* _TAREFA 1_
Responda com base no texto sobre o utilitarismo:
(a) Em que ano Bentham publicou An Introduction to the Principles of Morals and Legislation?
(b) Para Epicuro, qual é o objetivo final de toda ação humana?
(c) Quem é apontado como a figura mais influente das doutrinas deontológicas?

* _TEXTO FORNECIDO_

Utilitarismo [Dicionário Global]
Quando Jeremy Bentham publicou, em 1781, An Introduction to the Principles of Morals and Legislation, sistematizou uma teoria moral cujas origens remontam ao hedonismo da Grécia Antiga. Para Epicuro (341-270 a.C.), o objetivo final, mas também o valor intrínseco de toda ação humana, é o prazer. A tese é materialista, isto é, avessa a explicações não causais para eventos mundanos, e figura no centro de uma doutrina explicativa das motivações humanas, tanto quanto reguladora para uma boa condução da vida. Uma teoria, portanto, sobre o móbil das ações em geral, mas também sobre o seu valor. Em que medida uma boa teoria sobre cada um desses elementos é questão central que precisa ser endereçada a todo hedonismo, e o utilitarismo, então plasmado por Bentham, não é exceção.
No mundo contemporâneo, plural no tocante às crenças religiosas, mas profundamente influenciado pela ciência e pelo crescimento econômico, a concepção materialista sobre a natureza da ação humana, subjacente ao utilitarismo, dá-lhe uma vantagem frente a outras correntes de pensamento moral. Bentham apresenta assim o princípio geral a governar as ações humanas: “Nature has placed mankind under the governance of two sovereign masters, pain and pleasure. It is for them alone to point out what we ought to do, as well as to determine what we shall do. On the one hand the standard of right and wrong, on the other the chain of causes and effects, are fastened to their throne. They govern us in all we do, in all we say, in all we think: every effort we can make to throw off our subjection, will serve but to demonstrate and confirm it” (BENTHAM, 2000, 14). Essa explicação causal da motivação resolve o problema comum a doutrinas morais não hedonistas, que é dar conta do móbil para ações cujo fim não pendula entre o binômio prazer-dor, mas visa a um bem em si, sem pathos, desapaixonado e quase desencarnado. Para esse bem não hedonista, as consequências da ação são irrelevantes. Seu valor moral não se mede pelo que dela resultará, mas pelo princípio moral que a orienta e pela intenção do agente em se submeter a ele. Como aquele princípio não deriva dos apetites humanos, essa intenção carece de uma base volitiva tangível para agentes sencientes como nós. Essas doutrinas são deontológicas – a sua figura mais influente é Immanuel Kant – e disputam, contemporaneamente, com as doutrinas consequencialistas, dentre as quais conta o utilitarismo, a melhor explicação para o fenômeno moral.

* _DADOS EXTRAÍDOS_
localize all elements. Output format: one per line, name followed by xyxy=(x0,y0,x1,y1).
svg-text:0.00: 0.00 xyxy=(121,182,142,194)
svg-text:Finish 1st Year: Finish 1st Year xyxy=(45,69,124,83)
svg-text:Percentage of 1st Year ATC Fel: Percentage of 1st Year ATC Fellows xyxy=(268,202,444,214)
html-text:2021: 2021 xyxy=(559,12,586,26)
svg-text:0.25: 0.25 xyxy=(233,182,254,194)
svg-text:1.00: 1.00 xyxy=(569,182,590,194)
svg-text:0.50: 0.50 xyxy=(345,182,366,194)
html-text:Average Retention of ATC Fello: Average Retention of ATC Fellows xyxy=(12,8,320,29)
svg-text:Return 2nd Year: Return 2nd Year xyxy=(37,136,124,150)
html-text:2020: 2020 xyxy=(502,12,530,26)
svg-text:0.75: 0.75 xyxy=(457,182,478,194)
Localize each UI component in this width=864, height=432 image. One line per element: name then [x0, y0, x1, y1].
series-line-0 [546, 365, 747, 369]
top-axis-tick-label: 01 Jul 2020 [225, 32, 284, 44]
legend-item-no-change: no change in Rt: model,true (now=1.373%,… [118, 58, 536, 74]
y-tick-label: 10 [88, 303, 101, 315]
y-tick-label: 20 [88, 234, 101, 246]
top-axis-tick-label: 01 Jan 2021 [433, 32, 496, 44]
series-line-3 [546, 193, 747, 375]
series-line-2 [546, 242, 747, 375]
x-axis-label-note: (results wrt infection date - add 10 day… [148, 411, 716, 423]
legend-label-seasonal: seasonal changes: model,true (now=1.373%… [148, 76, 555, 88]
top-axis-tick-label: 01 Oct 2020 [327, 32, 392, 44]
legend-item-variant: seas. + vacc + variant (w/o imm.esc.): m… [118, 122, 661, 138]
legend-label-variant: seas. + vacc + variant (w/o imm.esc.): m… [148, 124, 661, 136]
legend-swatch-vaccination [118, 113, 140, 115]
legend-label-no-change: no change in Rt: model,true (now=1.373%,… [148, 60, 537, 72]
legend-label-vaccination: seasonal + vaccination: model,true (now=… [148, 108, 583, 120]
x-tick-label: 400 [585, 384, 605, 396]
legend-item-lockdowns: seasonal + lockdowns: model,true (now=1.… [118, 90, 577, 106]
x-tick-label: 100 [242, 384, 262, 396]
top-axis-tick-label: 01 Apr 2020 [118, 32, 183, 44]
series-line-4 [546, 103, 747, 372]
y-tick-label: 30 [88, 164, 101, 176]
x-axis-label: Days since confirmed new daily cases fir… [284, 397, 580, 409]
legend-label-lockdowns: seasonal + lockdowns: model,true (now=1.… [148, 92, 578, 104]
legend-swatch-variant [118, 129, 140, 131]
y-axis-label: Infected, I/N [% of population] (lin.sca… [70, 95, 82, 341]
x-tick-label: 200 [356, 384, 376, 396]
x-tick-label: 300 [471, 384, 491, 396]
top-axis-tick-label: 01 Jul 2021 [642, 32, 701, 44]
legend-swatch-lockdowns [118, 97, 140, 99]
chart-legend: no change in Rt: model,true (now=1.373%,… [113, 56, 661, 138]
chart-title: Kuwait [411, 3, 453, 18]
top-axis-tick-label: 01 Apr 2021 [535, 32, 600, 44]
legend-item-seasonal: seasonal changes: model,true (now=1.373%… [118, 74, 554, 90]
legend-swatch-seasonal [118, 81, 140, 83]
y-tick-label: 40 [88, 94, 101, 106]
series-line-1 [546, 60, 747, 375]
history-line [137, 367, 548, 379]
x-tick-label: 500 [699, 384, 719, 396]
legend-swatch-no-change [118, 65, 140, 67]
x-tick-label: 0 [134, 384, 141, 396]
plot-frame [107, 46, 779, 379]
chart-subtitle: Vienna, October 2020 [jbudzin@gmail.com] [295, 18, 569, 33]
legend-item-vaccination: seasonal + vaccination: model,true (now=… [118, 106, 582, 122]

* _TAREFA 2_
Selecione, nos registros, cada linha que contenha a palavra "changes".

* _RESPOSTA ESCRITA 1_
(a) Em 1781.
(b) O prazer.
(c) Immanuel Kant.

* _RESPOSTA ESCRITA 2_
legend-label-seasonal: seasonal changes: model,true (now=1.373%… [148, 76, 555, 88]
legend-item-seasonal: seasonal changes: model,true (now=1.373%… [118, 74, 554, 90]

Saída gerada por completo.